Source records
---------------
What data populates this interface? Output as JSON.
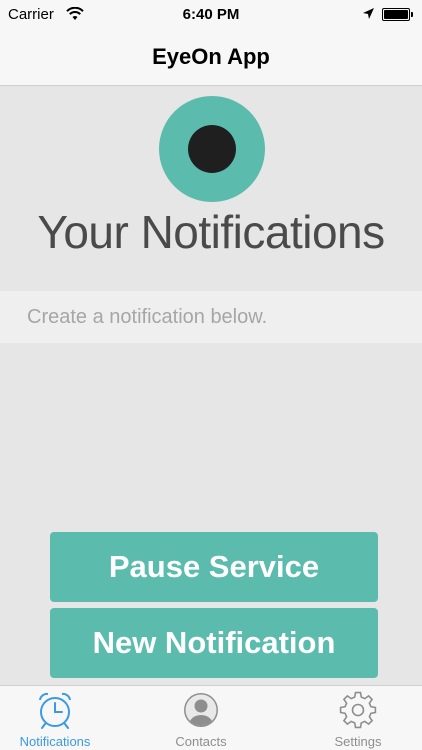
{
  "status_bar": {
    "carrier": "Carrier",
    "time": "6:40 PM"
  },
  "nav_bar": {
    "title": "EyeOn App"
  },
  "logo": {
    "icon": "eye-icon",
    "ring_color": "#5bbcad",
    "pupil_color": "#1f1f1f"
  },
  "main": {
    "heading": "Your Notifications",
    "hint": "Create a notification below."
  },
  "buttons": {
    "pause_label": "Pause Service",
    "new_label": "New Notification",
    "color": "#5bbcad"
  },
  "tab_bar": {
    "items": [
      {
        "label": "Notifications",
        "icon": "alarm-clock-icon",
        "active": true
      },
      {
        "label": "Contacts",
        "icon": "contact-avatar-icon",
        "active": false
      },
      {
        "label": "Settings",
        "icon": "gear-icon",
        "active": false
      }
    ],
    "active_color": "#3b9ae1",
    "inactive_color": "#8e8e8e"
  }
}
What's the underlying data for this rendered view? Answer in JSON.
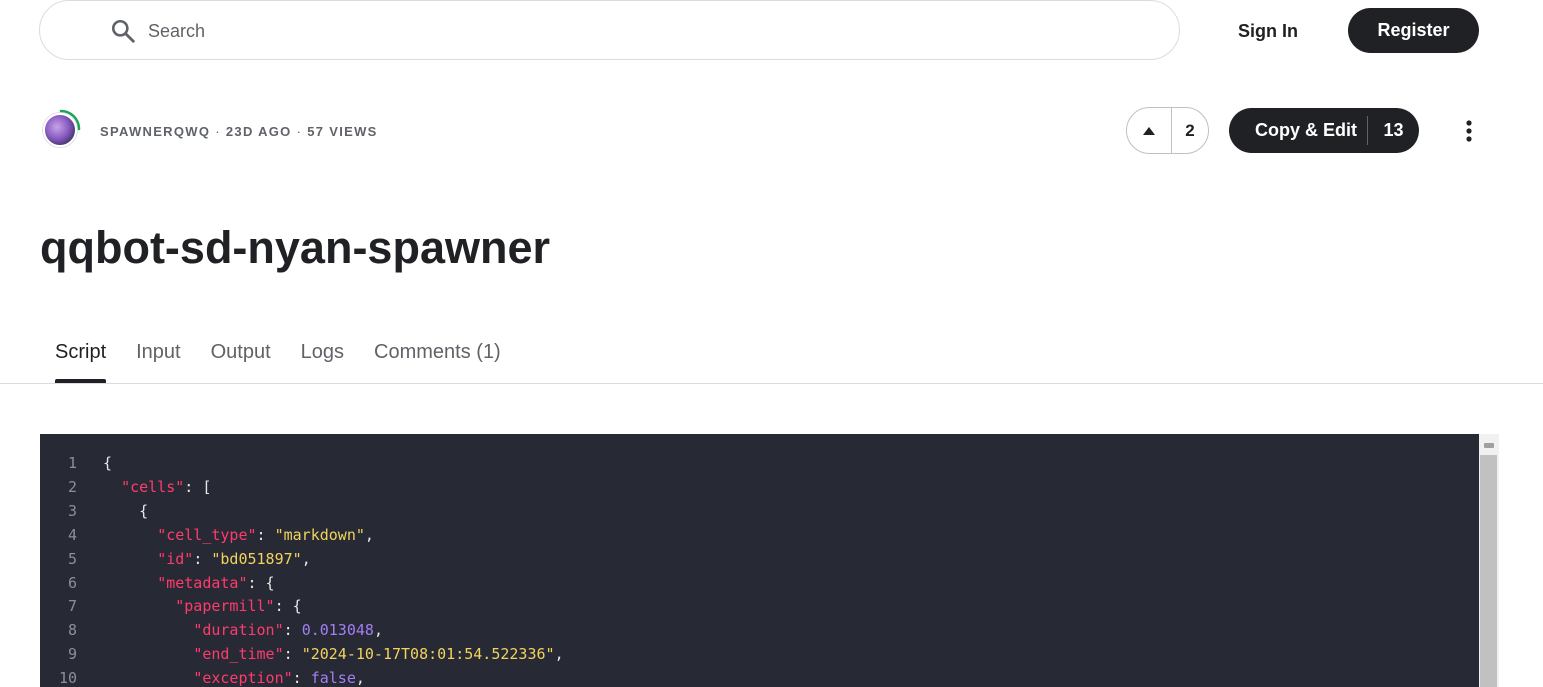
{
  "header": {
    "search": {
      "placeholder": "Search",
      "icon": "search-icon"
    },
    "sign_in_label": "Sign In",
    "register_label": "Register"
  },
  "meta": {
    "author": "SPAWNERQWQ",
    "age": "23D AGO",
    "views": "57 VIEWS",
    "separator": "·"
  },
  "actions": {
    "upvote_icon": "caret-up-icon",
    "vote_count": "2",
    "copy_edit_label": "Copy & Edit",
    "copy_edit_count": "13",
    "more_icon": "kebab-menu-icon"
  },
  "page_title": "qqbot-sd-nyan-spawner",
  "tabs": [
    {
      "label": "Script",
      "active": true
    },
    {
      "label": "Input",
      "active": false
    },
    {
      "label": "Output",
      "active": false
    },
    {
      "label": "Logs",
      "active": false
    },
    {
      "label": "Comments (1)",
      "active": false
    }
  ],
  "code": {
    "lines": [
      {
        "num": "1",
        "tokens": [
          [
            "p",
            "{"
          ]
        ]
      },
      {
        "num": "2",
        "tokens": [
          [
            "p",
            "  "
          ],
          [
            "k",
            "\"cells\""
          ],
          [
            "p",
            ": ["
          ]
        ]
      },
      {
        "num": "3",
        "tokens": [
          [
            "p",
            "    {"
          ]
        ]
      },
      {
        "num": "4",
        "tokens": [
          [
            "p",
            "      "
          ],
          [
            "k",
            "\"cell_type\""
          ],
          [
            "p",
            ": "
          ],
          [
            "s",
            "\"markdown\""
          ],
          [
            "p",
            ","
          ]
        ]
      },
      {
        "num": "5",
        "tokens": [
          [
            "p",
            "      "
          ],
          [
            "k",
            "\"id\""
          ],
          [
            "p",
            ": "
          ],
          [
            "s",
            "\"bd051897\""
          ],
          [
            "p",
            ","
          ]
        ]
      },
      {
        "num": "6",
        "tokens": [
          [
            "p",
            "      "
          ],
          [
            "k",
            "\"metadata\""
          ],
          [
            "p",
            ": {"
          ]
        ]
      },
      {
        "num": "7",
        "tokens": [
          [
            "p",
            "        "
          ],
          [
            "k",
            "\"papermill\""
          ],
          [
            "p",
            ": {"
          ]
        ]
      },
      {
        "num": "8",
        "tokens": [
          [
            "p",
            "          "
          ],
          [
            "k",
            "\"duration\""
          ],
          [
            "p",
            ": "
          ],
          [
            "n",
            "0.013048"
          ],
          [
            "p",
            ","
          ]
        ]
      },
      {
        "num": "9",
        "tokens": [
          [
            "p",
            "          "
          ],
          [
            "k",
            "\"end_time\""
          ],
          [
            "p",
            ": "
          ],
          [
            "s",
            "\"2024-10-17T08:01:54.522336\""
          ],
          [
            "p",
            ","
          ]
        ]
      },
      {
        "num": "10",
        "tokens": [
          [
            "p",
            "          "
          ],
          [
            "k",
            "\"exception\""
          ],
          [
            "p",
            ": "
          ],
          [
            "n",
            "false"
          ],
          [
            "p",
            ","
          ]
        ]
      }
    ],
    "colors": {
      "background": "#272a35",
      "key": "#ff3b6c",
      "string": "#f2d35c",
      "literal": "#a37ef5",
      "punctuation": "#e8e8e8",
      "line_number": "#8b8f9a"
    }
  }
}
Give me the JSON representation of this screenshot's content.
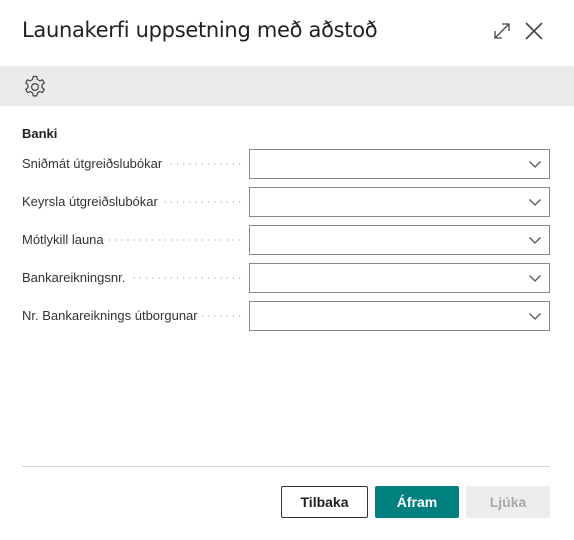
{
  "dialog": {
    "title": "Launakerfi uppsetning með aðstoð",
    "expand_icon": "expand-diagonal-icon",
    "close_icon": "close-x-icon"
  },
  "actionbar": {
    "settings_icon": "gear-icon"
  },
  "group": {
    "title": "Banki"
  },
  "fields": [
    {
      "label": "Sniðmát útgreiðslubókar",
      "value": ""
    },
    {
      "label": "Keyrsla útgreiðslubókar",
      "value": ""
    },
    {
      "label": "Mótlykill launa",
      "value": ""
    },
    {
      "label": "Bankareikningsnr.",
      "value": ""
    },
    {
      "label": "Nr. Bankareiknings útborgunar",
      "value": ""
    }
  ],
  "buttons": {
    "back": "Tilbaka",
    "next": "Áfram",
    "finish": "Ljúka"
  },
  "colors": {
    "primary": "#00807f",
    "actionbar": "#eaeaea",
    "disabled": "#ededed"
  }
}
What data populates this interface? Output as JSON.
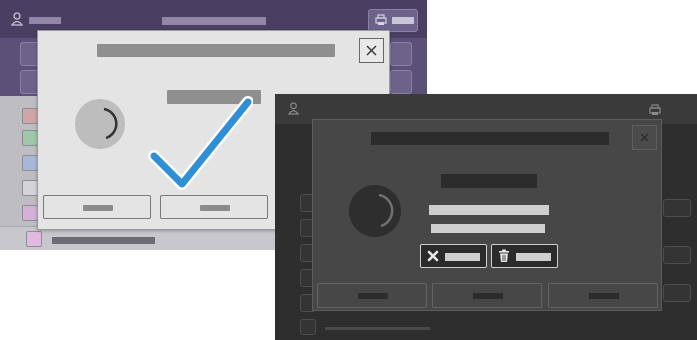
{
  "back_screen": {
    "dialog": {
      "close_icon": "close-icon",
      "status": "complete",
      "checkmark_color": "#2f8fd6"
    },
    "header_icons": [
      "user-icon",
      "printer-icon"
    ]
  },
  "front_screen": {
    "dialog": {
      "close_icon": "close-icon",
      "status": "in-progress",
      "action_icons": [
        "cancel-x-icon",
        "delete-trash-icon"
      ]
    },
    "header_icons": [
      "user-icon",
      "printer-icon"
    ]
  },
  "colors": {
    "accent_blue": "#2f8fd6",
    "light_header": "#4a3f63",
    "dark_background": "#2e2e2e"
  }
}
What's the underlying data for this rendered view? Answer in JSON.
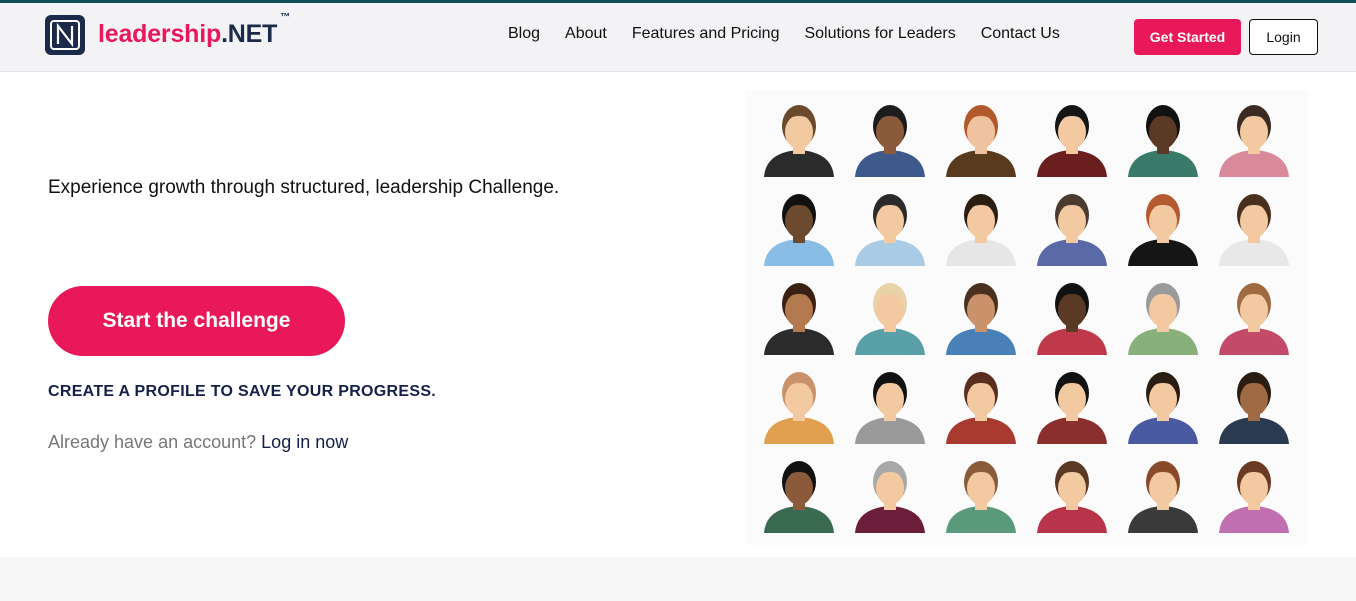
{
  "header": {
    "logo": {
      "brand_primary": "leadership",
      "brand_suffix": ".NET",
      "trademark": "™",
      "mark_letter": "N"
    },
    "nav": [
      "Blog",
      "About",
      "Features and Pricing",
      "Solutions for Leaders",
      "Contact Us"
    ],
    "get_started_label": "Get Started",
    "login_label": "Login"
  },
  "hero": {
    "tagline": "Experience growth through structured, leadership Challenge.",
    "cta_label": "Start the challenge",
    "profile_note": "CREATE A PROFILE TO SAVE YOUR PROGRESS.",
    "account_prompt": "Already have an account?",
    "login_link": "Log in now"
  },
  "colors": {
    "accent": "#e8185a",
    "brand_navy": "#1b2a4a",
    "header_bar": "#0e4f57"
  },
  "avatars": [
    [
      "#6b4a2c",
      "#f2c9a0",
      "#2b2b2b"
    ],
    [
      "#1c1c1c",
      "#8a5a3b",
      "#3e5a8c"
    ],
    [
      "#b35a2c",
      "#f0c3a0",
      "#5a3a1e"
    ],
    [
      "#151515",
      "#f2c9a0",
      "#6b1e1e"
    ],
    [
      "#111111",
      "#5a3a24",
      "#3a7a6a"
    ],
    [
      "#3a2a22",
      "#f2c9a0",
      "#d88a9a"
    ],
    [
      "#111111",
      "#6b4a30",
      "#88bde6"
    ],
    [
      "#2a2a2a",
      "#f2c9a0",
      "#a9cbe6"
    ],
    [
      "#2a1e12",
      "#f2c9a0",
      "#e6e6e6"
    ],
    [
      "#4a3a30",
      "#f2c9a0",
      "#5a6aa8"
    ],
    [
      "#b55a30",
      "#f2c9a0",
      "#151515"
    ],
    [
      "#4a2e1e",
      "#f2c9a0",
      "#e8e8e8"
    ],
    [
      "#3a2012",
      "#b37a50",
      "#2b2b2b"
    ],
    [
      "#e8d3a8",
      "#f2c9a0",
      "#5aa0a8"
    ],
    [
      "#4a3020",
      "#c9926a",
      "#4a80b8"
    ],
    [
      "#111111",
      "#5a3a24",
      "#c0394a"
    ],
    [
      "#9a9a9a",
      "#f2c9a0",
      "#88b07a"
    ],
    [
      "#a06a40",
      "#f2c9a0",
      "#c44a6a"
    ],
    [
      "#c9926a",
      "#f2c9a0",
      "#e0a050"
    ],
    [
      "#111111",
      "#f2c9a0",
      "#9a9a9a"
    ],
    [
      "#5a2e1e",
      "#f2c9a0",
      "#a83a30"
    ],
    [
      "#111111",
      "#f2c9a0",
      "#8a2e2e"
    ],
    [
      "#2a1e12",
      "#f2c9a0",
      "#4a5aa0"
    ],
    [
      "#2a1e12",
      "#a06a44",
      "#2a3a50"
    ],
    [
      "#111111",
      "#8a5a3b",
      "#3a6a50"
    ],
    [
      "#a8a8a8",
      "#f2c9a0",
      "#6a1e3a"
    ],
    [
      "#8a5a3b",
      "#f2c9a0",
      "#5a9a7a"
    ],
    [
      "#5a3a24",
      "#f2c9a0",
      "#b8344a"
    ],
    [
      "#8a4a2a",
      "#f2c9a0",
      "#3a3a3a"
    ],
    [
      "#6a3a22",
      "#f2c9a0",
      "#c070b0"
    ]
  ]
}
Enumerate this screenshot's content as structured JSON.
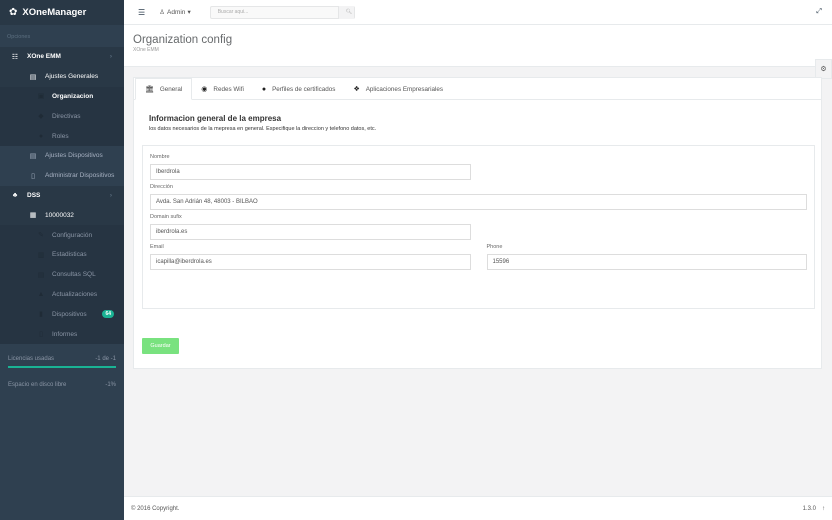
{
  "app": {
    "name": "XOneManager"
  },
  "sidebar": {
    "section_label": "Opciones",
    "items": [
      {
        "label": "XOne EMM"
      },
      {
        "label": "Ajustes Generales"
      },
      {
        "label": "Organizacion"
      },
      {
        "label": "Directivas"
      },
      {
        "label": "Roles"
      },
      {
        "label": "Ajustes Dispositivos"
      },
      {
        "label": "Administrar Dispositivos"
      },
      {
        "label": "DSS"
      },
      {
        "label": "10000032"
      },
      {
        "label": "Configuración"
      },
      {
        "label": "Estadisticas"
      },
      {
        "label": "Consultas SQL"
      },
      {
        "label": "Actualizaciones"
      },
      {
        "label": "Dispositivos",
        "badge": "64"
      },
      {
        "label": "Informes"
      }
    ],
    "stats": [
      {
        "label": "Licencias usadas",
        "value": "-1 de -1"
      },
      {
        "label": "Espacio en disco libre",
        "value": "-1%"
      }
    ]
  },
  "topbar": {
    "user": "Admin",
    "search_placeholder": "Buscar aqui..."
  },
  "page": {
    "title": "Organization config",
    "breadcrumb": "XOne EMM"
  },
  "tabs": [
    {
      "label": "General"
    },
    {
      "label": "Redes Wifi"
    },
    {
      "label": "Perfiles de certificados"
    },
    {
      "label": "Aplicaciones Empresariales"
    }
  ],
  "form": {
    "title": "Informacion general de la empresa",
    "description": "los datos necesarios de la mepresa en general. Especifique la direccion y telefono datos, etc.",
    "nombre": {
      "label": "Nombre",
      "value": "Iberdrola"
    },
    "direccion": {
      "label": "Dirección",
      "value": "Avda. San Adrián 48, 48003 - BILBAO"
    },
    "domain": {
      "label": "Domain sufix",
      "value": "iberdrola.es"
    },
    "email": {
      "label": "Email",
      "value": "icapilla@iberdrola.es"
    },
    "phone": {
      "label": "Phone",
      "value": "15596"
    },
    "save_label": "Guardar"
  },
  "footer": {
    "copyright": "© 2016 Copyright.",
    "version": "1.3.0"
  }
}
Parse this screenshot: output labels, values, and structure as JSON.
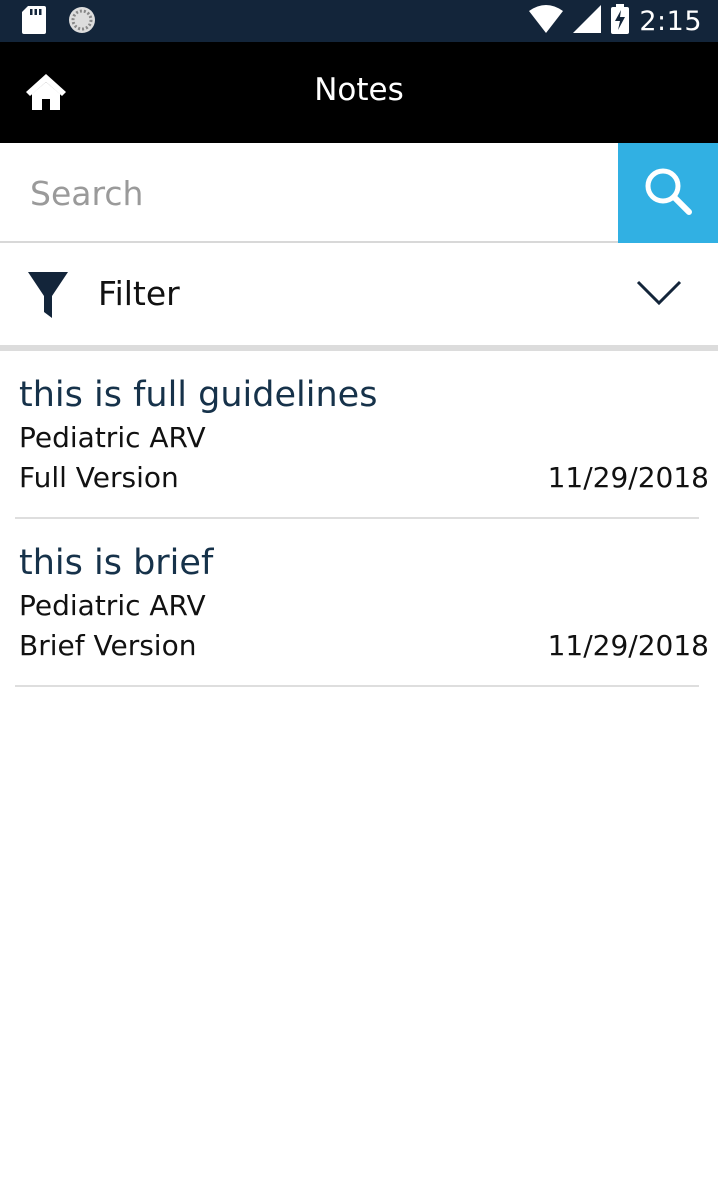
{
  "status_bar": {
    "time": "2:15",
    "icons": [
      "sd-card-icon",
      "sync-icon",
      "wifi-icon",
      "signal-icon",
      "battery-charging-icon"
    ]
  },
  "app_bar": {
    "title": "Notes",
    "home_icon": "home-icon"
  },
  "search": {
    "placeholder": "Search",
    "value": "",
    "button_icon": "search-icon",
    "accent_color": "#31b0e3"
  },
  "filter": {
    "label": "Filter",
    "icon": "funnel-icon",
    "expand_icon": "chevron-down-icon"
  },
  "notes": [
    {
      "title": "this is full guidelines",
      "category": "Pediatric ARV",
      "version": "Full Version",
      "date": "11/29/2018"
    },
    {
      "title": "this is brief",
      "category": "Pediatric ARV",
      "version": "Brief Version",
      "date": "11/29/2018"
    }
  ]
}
---------------
Tally up the lines in the preceding listing that contain the string "this". Respond with the number and nothing else.

# [EXERCISE RESPONSE]
9